Exercise task: Could you print every record below exactly as it appears?

Records shown:

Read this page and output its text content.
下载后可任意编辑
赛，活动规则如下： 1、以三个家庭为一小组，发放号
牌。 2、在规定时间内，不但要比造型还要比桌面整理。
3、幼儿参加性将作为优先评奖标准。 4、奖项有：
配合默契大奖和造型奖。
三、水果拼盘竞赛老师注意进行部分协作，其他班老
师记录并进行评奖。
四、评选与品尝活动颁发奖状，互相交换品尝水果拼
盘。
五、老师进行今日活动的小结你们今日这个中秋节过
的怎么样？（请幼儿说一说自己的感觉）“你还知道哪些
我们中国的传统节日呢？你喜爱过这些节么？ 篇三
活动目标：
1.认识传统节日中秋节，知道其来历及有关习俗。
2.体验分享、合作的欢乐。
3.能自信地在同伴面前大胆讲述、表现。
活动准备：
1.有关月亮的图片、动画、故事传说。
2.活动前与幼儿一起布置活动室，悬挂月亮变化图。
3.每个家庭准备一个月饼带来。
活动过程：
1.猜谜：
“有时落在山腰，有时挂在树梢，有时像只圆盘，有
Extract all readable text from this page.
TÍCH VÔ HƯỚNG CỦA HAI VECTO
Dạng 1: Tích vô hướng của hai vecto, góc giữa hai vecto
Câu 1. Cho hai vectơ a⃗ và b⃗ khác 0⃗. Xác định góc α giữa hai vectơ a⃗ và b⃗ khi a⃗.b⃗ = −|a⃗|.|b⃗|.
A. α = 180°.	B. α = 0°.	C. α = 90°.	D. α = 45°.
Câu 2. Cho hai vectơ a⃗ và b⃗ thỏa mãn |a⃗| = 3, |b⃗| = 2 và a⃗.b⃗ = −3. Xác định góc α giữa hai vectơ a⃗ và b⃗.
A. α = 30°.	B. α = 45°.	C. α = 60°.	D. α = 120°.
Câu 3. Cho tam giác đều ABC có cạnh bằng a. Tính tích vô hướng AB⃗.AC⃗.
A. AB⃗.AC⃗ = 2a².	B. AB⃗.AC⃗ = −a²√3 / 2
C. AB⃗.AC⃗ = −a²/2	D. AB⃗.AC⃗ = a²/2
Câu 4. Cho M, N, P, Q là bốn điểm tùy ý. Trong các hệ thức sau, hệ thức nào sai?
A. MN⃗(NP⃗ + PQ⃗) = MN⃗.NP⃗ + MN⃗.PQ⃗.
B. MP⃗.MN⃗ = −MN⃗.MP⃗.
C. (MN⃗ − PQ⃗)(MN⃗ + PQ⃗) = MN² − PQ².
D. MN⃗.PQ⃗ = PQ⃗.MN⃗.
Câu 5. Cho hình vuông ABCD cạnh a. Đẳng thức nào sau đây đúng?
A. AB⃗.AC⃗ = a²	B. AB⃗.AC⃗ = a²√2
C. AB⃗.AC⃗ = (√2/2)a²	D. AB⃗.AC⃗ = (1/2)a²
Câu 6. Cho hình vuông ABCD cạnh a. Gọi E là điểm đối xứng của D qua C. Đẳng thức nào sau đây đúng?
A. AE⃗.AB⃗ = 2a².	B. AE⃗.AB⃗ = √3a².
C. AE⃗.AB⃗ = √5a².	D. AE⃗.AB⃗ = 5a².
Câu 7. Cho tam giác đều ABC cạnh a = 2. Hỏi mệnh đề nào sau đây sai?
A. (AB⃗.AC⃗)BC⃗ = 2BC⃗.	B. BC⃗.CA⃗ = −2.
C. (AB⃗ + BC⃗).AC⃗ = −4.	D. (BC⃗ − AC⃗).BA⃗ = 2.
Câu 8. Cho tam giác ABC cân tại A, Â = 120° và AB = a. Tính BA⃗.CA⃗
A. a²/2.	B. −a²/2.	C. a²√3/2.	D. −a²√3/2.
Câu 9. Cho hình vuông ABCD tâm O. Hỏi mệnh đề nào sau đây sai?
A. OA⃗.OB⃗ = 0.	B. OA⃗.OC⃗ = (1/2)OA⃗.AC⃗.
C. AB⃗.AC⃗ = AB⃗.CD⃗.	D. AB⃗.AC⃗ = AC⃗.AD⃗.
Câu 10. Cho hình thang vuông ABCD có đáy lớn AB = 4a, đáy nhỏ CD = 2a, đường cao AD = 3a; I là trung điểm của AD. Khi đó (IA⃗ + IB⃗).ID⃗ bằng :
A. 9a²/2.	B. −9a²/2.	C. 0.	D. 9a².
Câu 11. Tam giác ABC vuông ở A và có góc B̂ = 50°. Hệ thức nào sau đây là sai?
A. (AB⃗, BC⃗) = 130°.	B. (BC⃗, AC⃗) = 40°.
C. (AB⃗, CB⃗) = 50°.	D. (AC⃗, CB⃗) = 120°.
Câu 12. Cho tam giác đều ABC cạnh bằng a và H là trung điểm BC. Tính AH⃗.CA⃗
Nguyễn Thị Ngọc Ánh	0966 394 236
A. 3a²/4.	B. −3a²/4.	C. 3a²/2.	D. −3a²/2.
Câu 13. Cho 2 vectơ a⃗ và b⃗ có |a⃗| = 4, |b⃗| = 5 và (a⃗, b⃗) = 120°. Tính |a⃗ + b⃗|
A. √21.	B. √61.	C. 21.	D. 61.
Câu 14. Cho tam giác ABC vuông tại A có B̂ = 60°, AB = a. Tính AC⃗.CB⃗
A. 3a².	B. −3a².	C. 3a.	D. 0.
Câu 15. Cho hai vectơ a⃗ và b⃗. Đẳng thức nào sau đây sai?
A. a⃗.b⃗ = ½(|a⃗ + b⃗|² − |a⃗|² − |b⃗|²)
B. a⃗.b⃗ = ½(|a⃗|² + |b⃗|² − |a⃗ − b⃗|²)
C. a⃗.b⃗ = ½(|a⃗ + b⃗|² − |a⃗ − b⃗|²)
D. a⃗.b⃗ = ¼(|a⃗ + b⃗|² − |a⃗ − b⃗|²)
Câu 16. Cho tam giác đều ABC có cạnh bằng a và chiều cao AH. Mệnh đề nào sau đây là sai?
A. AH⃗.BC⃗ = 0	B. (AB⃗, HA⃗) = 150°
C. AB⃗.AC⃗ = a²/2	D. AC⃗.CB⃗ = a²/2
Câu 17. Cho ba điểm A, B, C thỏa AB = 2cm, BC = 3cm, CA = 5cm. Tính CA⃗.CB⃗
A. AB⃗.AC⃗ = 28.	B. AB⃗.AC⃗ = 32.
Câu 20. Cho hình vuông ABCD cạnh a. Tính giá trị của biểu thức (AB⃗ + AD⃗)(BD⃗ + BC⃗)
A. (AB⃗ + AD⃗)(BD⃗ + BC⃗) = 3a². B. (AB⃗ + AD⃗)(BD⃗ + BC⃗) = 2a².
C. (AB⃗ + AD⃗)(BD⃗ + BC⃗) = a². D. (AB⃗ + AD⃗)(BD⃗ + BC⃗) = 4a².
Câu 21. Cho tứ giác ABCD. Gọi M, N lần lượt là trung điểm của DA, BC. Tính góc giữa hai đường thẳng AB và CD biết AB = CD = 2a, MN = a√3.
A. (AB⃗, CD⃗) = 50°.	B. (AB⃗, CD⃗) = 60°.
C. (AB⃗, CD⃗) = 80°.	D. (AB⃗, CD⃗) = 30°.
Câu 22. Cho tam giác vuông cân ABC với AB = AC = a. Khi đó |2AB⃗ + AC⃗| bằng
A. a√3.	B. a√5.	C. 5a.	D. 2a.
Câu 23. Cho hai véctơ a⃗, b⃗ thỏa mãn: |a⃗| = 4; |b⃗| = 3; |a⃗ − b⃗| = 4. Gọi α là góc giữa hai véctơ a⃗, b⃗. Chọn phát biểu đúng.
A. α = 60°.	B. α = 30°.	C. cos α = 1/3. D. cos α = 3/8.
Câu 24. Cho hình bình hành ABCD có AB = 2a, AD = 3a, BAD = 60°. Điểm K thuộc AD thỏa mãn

Result:
Read this page and output its text content.
下载后可任意编辑
赛，活动规则如下： 1、以三个家庭为一小组，发放号
牌。 2、在规定时间内，不但要比造型还要比桌面整理。
3、幼儿参加性将作为优先评奖标准。 4、奖项有：
配合默契大奖和造型奖。
三、水果拼盘竞赛老师注意进行部分协作，其他班老
师记录并进行评奖。
四、评选与品尝活动颁发奖状，互相交换品尝水果拼
盘。
五、老师进行今日活动的小结你们今日这个中秋节过
的怎么样？（请幼儿说一说自己的感觉）“你还知道哪些
我们中国的传统节日呢？你喜爱过这些节么？ 篇三
活动目标：
1.认识传统节日中秋节，知道其来历及有关习俗。
2.体验分享、合作的欢乐。
3.能自信地在同伴面前大胆讲述、表现。
活动准备：
1.有关月亮的图片、动画、故事传说。
2.活动前与幼儿一起布置活动室，悬挂月亮变化图。
3.每个家庭准备一个月饼带来。
活动过程：
1.猜谜：
“有时落在山腰，有时挂在树梢，有时像只圆盘，有
Extract all readable text from this page.
TÍCH VÔ HƯỚNG CỦA HAI VECTO
Dạng 1: Tích vô hướng của hai vecto, góc giữa hai vecto
Câu 1. Cho hai vectơ a⃗ và b⃗ khác 0⃗. Xác định góc α giữa hai vectơ a⃗ và b⃗ khi a⃗.b⃗ = −|a⃗|.|b⃗|.
A. α = 180°.	B. α = 0°.	C. α = 90°.	D. α = 45°.
Câu 2. Cho hai vectơ a⃗ và b⃗ thỏa mãn |a⃗| = 3, |b⃗| = 2 và a⃗.b⃗ = −3. Xác định góc α giữa hai vectơ a⃗ và b⃗.
A. α = 30°.	B. α = 45°.	C. α = 60°.	D. α = 120°.
Câu 3. Cho tam giác đều ABC có cạnh bằng a. Tính tích vô hướng AB⃗.AC⃗.
A. AB⃗.AC⃗ = 2a².	B. AB⃗.AC⃗ = −a²√3 / 2
C. AB⃗.AC⃗ = −a²/2	D. AB⃗.AC⃗ = a²/2
Câu 4. Cho M, N, P, Q là bốn điểm tùy ý. Trong các hệ thức sau, hệ thức nào sai?
A. MN⃗(NP⃗ + PQ⃗) = MN⃗.NP⃗ + MN⃗.PQ⃗.
B. MP⃗.MN⃗ = −MN⃗.MP⃗.
C. (MN⃗ − PQ⃗)(MN⃗ + PQ⃗) = MN² − PQ².
D. MN⃗.PQ⃗ = PQ⃗.MN⃗.
Câu 5. Cho hình vuông ABCD cạnh a. Đẳng thức nào sau đây đúng?
A. AB⃗.AC⃗ = a²	B. AB⃗.AC⃗ = a²√2
C. AB⃗.AC⃗ = (√2/2)a²	D. AB⃗.AC⃗ = (1/2)a²
Câu 6. Cho hình vuông ABCD cạnh a. Gọi E là điểm đối xứng của D qua C. Đẳng thức nào sau đây đúng?
A. AE⃗.AB⃗ = 2a².	B. AE⃗.AB⃗ = √3a².
C. AE⃗.AB⃗ = √5a².	D. AE⃗.AB⃗ = 5a².
Câu 7. Cho tam giác đều ABC cạnh a = 2. Hỏi mệnh đề nào sau đây sai?
A. (AB⃗.AC⃗)BC⃗ = 2BC⃗.	B. BC⃗.CA⃗ = −2.
C. (AB⃗ + BC⃗).AC⃗ = −4.	D. (BC⃗ − AC⃗).BA⃗ = 2.
Câu 8. Cho tam giác ABC cân tại A, Â = 120° và AB = a. Tính BA⃗.CA⃗
A. a²/2.	B. −a²/2.	C. a²√3/2.	D. −a²√3/2.
Câu 9. Cho hình vuông ABCD tâm O. Hỏi mệnh đề nào sau đây sai?
A. OA⃗.OB⃗ = 0.	B. OA⃗.OC⃗ = (1/2)OA⃗.AC⃗.
C. AB⃗.AC⃗ = AB⃗.CD⃗.	D. AB⃗.AC⃗ = AC⃗.AD⃗.
Câu 10. Cho hình thang vuông ABCD có đáy lớn AB = 4a, đáy nhỏ CD = 2a, đường cao AD = 3a; I là trung điểm của AD. Khi đó (IA⃗ + IB⃗).ID⃗ bằng :
A. 9a²/2.	B. −9a²/2.	C. 0.	D. 9a².
Câu 11. Tam giác ABC vuông ở A và có góc B̂ = 50°. Hệ thức nào sau đây là sai?
A. (AB⃗, BC⃗) = 130°.	B. (BC⃗, AC⃗) = 40°.
C. (AB⃗, CB⃗) = 50°.	D. (AC⃗, CB⃗) = 120°.
Câu 12. Cho tam giác đều ABC cạnh bằng a và H là trung điểm BC. Tính AH⃗.CA⃗
Nguyễn Thị Ngọc Ánh	0966 394 236
A. 3a²/4.	B. −3a²/4.	C. 3a²/2.	D. −3a²/2.
Câu 13. Cho 2 vectơ a⃗ và b⃗ có |a⃗| = 4, |b⃗| = 5 và (a⃗, b⃗) = 120°. Tính |a⃗ + b⃗|
A. √21.	B. √61.	C. 21.	D. 61.
Câu 14. Cho tam giác ABC vuông tại A có B̂ = 60°, AB = a. Tính AC⃗.CB⃗
A. 3a².	B. −3a².	C. 3a.	D. 0.
Câu 15. Cho hai vectơ a⃗ và b⃗. Đẳng thức nào sau đây sai?
A. a⃗.b⃗ = ½(|a⃗ + b⃗|² − |a⃗|² − |b⃗|²)
B. a⃗.b⃗ = ½(|a⃗|² + |b⃗|² − |a⃗ − b⃗|²)
C. a⃗.b⃗ = ½(|a⃗ + b⃗|² − |a⃗ − b⃗|²)
D. a⃗.b⃗ = ¼(|a⃗ + b⃗|² − |a⃗ − b⃗|²)
Câu 16. Cho tam giác đều ABC có cạnh bằng a và chiều cao AH. Mệnh đề nào sau đây là sai?
A. AH⃗.BC⃗ = 0	B. (AB⃗, HA⃗) = 150°
C. AB⃗.AC⃗ = a²/2	D. AC⃗.CB⃗ = a²/2
Câu 17. Cho ba điểm A, B, C thỏa AB = 2cm, BC = 3cm, CA = 5cm. Tính CA⃗.CB⃗
A. AB⃗.AC⃗ = 28.	B. AB⃗.AC⃗ = 32.
Câu 20. Cho hình vuông ABCD cạnh a. Tính giá trị của biểu thức (AB⃗ + AD⃗)(BD⃗ + BC⃗)
A. (AB⃗ + AD⃗)(BD⃗ + BC⃗) = 3a². B. (AB⃗ + AD⃗)(BD⃗ + BC⃗) = 2a².
C. (AB⃗ + AD⃗)(BD⃗ + BC⃗) = a². D. (AB⃗ + AD⃗)(BD⃗ + BC⃗) = 4a².
Câu 21. Cho tứ giác ABCD. Gọi M, N lần lượt là trung điểm của DA, BC. Tính góc giữa hai đường thẳng AB và CD biết AB = CD = 2a, MN = a√3.
A. (AB⃗, CD⃗) = 50°.	B. (AB⃗, CD⃗) = 60°.
C. (AB⃗, CD⃗) = 80°.	D. (AB⃗, CD⃗) = 30°.
Câu 22. Cho tam giác vuông cân ABC với AB = AC = a. Khi đó |2AB⃗ + AC⃗| bằng
A. a√3.	B. a√5.	C. 5a.	D. 2a.
Câu 23. Cho hai véctơ a⃗, b⃗ thỏa mãn: |a⃗| = 4; |b⃗| = 3; |a⃗ − b⃗| = 4. Gọi α là góc giữa hai véctơ a⃗, b⃗. Chọn phát biểu đúng.
A. α = 60°.	B. α = 30°.	C. cos α = 1/3. D. cos α = 3/8.
Câu 24. Cho hình bình hành ABCD có AB = 2a, AD = 3a, BAD = 60°. Điểm K thuộc AD thỏa mãn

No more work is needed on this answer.